* _Written problem_: Restate all of the data exactly.

* _Information shown_:
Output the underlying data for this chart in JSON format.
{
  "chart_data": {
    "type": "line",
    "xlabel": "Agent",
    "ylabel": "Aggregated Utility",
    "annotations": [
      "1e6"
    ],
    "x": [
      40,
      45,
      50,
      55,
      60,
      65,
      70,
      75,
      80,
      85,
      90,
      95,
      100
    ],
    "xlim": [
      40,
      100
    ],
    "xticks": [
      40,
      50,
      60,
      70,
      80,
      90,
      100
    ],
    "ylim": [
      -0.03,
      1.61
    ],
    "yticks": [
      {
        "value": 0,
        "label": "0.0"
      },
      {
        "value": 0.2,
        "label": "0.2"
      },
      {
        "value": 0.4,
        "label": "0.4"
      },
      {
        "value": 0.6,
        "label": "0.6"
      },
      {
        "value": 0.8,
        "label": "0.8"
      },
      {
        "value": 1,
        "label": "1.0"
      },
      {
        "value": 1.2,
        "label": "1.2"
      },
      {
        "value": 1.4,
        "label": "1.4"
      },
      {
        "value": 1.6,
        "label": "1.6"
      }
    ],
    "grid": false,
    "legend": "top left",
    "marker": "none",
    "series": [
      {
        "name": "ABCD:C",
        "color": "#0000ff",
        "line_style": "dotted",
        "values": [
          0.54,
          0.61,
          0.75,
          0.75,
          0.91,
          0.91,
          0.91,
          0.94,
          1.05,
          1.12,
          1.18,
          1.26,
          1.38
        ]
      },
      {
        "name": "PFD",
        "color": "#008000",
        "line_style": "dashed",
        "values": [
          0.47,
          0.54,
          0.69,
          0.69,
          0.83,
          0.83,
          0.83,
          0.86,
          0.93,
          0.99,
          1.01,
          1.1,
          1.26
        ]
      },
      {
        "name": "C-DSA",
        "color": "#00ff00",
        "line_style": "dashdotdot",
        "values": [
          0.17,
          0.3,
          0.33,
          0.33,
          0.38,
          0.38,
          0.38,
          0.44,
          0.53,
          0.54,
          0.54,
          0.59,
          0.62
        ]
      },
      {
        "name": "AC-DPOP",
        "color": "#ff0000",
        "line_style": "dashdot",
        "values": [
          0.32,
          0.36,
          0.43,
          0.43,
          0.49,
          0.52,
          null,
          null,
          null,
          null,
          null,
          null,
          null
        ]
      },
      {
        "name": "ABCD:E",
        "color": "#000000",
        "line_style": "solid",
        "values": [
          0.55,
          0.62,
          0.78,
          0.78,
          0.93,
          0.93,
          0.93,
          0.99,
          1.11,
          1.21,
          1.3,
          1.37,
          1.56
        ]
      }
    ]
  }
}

* _Correct output_:
Output the underlying data for this chart in JSON format.
{
  "chart_data": {
    "type": "line",
    "xlabel": "Agent",
    "ylabel": "Aggregated Utility",
    "annotations": [
      "1e6"
    ],
    "x": [
      40,
      45,
      50,
      55,
      60,
      65,
      70,
      75,
      80,
      85,
      90,
      95,
      100
    ],
    "xlim": [
      40,
      100
    ],
    "xticks": [
      40,
      50,
      60,
      70,
      80,
      90,
      100
    ],
    "ylim": [
      -0.03,
      1.61
    ],
    "yticks": [
      {
        "value": 0,
        "label": "0.0"
      },
      {
        "value": 0.2,
        "label": "0.2"
      },
      {
        "value": 0.4,
        "label": "0.4"
      },
      {
        "value": 0.6,
        "label": "0.6"
      },
      {
        "value": 0.8,
        "label": "0.8"
      },
      {
        "value": 1,
        "label": "1.0"
      },
      {
        "value": 1.2,
        "label": "1.2"
      },
      {
        "value": 1.4,
        "label": "1.4"
      },
      {
        "value": 1.6,
        "label": "1.6"
      }
    ],
    "grid": false,
    "legend": "top left",
    "marker": "none",
    "series": [
      {
        "name": "ABCD:C",
        "color": "#0000ff",
        "line_style": "dotted",
        "values": [
          0.54,
          0.61,
          0.75,
          0.75,
          0.91,
          0.91,
          0.91,
          0.94,
          1.05,
          1.12,
          1.18,
          1.26,
          1.38
        ]
      },
      {
        "name": "PFD",
        "color": "#008000",
        "line_style": "dashed",
        "values": [
          0.47,
          0.54,
          0.69,
          0.69,
          0.83,
          0.83,
          0.83,
          0.86,
          0.93,
          0.99,
          1.01,
          1.1,
          1.26
        ]
      },
      {
        "name": "C-DSA",
        "color": "#00ff00",
        "line_style": "dashdotdot",
        "values": [
          0.17,
          0.3,
          0.33,
          0.33,
          0.38,
          0.38,
          0.38,
          0.44,
          0.53,
          0.54,
          0.54,
          0.59,
          0.62
        ]
      },
      {
        "name": "AC-DPOP",
        "color": "#ff0000",
        "line_style": "dashdot",
        "values": [
          0.32,
          0.36,
          0.43,
          0.43,
          0.49,
          0.52,
          null,
          null,
          null,
          null,
          null,
          null,
          null
        ]
      },
      {
        "name": "ABCD:E",
        "color": "#000000",
        "line_style": "solid",
        "values": [
          0.55,
          0.62,
          0.78,
          0.78,
          0.93,
          0.93,
          0.93,
          0.99,
          1.11,
          1.21,
          1.3,
          1.37,
          1.56
        ]
      }
    ]
  }
}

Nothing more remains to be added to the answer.